### Records for this exercise
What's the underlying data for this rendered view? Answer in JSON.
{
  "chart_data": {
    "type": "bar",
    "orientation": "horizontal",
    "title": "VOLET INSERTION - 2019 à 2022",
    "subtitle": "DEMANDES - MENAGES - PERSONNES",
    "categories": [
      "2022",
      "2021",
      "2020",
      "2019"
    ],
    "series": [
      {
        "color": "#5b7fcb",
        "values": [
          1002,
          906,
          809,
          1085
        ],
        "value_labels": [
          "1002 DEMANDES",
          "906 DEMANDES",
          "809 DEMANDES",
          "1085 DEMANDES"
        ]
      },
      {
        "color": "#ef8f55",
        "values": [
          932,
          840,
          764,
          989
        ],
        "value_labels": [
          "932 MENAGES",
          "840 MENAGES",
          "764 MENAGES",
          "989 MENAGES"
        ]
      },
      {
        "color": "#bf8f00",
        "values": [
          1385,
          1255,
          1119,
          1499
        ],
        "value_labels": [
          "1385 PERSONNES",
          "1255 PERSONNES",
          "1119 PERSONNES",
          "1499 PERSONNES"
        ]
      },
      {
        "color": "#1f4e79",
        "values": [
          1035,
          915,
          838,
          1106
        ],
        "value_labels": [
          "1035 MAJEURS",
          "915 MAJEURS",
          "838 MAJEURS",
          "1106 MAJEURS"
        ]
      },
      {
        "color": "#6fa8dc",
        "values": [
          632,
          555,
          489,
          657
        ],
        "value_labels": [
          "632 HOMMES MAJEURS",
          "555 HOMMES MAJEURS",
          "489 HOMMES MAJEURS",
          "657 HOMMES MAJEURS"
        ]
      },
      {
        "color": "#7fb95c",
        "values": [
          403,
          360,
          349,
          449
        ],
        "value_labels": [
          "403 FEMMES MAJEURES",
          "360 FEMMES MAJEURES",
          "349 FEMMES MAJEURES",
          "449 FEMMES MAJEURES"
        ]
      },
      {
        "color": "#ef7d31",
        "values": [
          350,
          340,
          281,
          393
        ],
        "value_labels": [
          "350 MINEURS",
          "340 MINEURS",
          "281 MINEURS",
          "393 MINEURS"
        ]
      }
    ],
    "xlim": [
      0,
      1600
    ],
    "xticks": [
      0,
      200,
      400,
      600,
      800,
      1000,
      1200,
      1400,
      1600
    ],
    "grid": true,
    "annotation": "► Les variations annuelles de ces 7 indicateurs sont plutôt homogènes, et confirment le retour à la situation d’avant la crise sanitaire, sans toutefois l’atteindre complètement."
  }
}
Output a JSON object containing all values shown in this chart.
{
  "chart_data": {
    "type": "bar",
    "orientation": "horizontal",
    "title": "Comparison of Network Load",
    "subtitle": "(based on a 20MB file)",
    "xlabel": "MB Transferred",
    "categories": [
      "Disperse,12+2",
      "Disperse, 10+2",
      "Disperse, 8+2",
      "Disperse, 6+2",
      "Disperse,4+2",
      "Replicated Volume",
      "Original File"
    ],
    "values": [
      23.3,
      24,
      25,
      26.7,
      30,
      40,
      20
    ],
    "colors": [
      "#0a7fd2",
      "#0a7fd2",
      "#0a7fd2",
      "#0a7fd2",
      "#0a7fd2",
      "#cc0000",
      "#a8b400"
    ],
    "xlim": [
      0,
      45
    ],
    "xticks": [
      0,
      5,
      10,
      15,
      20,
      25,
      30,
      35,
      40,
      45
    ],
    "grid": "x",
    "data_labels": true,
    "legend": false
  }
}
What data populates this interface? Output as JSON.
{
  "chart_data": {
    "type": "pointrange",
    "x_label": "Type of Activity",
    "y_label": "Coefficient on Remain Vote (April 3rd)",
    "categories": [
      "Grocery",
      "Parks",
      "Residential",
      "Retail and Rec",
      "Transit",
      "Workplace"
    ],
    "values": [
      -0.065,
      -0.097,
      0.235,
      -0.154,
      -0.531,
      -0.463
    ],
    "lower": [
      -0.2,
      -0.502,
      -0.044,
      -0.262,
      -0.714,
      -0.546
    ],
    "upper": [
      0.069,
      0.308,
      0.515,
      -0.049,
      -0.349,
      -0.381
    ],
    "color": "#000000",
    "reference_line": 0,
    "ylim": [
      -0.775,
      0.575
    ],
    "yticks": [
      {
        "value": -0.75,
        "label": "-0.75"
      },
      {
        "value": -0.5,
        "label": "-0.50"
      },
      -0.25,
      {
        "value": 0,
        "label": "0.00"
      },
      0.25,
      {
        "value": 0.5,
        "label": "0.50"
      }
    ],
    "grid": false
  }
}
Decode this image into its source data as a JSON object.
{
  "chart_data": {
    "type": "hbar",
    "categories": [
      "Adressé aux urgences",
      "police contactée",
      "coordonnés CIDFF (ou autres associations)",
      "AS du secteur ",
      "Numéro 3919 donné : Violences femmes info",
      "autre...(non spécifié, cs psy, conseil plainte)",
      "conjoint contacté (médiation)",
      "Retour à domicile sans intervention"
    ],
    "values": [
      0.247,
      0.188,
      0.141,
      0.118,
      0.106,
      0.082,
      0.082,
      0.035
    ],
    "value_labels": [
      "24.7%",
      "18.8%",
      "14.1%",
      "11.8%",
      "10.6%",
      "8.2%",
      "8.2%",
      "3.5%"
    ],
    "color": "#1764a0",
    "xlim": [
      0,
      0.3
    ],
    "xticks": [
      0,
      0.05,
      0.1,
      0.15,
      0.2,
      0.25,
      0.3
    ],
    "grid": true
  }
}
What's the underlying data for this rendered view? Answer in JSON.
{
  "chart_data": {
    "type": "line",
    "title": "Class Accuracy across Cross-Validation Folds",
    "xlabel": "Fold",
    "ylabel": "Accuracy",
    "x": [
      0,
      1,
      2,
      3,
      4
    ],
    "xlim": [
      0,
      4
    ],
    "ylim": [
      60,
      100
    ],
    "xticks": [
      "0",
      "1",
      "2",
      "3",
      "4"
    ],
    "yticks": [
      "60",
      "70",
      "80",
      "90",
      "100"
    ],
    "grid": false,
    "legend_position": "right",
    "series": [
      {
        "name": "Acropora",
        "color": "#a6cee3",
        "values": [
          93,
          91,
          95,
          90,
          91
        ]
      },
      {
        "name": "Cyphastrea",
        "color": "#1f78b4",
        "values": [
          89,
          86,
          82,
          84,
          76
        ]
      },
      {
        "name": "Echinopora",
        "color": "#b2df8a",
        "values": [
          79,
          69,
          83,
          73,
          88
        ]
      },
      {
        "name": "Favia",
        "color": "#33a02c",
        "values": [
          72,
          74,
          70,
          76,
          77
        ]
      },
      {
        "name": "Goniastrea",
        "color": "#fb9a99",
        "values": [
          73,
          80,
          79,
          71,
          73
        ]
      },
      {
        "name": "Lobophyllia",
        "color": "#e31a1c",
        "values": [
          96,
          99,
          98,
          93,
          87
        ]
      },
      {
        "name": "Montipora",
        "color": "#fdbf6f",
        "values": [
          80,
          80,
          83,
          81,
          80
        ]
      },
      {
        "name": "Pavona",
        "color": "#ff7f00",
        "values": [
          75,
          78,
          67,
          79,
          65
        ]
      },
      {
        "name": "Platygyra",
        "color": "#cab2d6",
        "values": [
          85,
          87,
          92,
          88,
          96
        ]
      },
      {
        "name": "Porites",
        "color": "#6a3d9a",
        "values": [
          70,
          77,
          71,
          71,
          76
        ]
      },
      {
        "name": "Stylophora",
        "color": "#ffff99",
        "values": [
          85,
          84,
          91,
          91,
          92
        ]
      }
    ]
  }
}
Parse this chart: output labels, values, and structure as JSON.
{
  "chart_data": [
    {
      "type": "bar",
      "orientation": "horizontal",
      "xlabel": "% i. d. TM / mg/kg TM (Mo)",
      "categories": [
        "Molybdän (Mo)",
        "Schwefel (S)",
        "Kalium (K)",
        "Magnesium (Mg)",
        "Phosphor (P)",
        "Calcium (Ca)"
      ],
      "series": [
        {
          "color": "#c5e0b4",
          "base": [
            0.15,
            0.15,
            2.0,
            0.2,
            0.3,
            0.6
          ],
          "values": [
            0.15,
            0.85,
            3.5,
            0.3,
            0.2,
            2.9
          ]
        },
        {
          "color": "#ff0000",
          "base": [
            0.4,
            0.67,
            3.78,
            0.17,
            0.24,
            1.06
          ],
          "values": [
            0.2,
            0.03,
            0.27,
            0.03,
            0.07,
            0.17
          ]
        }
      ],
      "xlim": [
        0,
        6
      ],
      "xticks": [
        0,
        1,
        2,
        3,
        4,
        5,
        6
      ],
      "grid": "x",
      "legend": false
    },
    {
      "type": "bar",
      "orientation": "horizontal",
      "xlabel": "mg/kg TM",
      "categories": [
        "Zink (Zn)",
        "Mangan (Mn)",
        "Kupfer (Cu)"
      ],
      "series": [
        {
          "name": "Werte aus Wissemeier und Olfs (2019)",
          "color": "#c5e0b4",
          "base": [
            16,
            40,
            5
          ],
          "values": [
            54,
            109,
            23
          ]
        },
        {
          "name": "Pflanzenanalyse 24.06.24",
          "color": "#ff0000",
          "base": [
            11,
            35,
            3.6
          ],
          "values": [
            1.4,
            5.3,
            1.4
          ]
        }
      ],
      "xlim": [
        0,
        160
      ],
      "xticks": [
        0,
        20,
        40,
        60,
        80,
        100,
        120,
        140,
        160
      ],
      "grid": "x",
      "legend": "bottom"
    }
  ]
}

### Exercise objective
Examine the listing and say how many of its lines contain the string "true". Give the number alone.

### The response
3